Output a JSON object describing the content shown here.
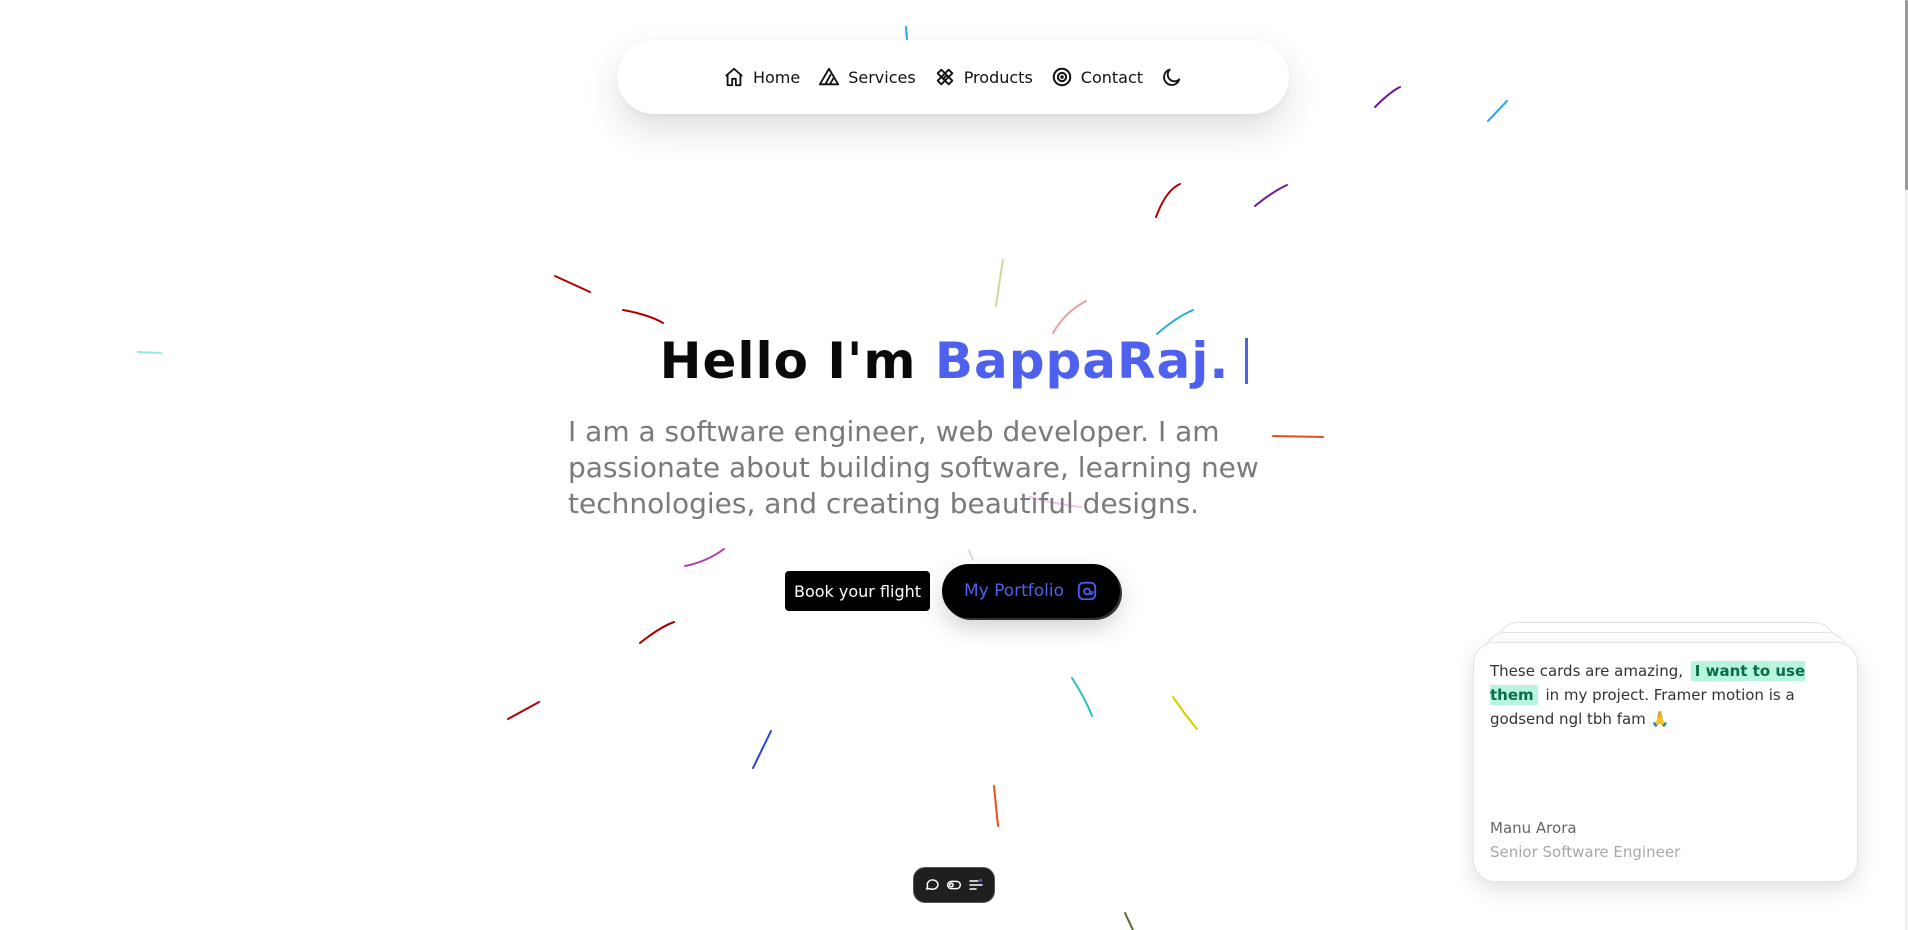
{
  "nav": {
    "items": [
      {
        "label": "Home",
        "icon": "home-icon"
      },
      {
        "label": "Services",
        "icon": "services-icon"
      },
      {
        "label": "Products",
        "icon": "products-icon"
      },
      {
        "label": "Contact",
        "icon": "contact-icon"
      }
    ],
    "theme_icon": "moon-icon"
  },
  "hero": {
    "greeting": "Hello I'm",
    "name": "BappaRaj.",
    "description": "I am a software engineer, web developer. I am passionate about building software, learning new technologies, and creating beautiful designs."
  },
  "buttons": {
    "book_label": "Book your flight",
    "portfolio_label": "My Portfolio",
    "portfolio_icon": "portfolio-icon"
  },
  "testimonial": {
    "quote_before": "These cards are amazing,",
    "quote_highlight": "I want to use them",
    "quote_after": "in my project. Framer motion is a godsend ngl tbh fam 🙏",
    "name": "Manu Arora",
    "role": "Senior Software Engineer"
  },
  "dock": {
    "icons": [
      "chat-icon",
      "toggle-icon",
      "settings-icon"
    ]
  },
  "colors": {
    "accent": "#4d61ee",
    "highlight_bg": "#b7f5dd",
    "highlight_text": "#0c6b4a",
    "button_bg": "#000000"
  }
}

******

→ **Task goal**
Restate every record exactly, please; do not copy the pictures.

→ **Exercise output**
Output a JSON object describing the content shown here.
{
  "nav": {
    "items": [
      {
        "label": "Home",
        "icon": "home-icon"
      },
      {
        "label": "Services",
        "icon": "services-icon"
      },
      {
        "label": "Products",
        "icon": "products-icon"
      },
      {
        "label": "Contact",
        "icon": "contact-icon"
      }
    ],
    "theme_icon": "moon-icon"
  },
  "hero": {
    "greeting": "Hello I'm",
    "name": "BappaRaj.",
    "description": "I am a software engineer, web developer. I am passionate about building software, learning new technologies, and creating beautiful designs."
  },
  "buttons": {
    "book_label": "Book your flight",
    "portfolio_label": "My Portfolio",
    "portfolio_icon": "portfolio-icon"
  },
  "testimonial": {
    "quote_before": "These cards are amazing,",
    "quote_highlight": "I want to use them",
    "quote_after": "in my project. Framer motion is a godsend ngl tbh fam 🙏",
    "name": "Manu Arora",
    "role": "Senior Software Engineer"
  },
  "dock": {
    "icons": [
      "chat-icon",
      "toggle-icon",
      "settings-icon"
    ]
  },
  "colors": {
    "accent": "#4d61ee",
    "highlight_bg": "#b7f5dd",
    "highlight_text": "#0c6b4a",
    "button_bg": "#000000"
  }
}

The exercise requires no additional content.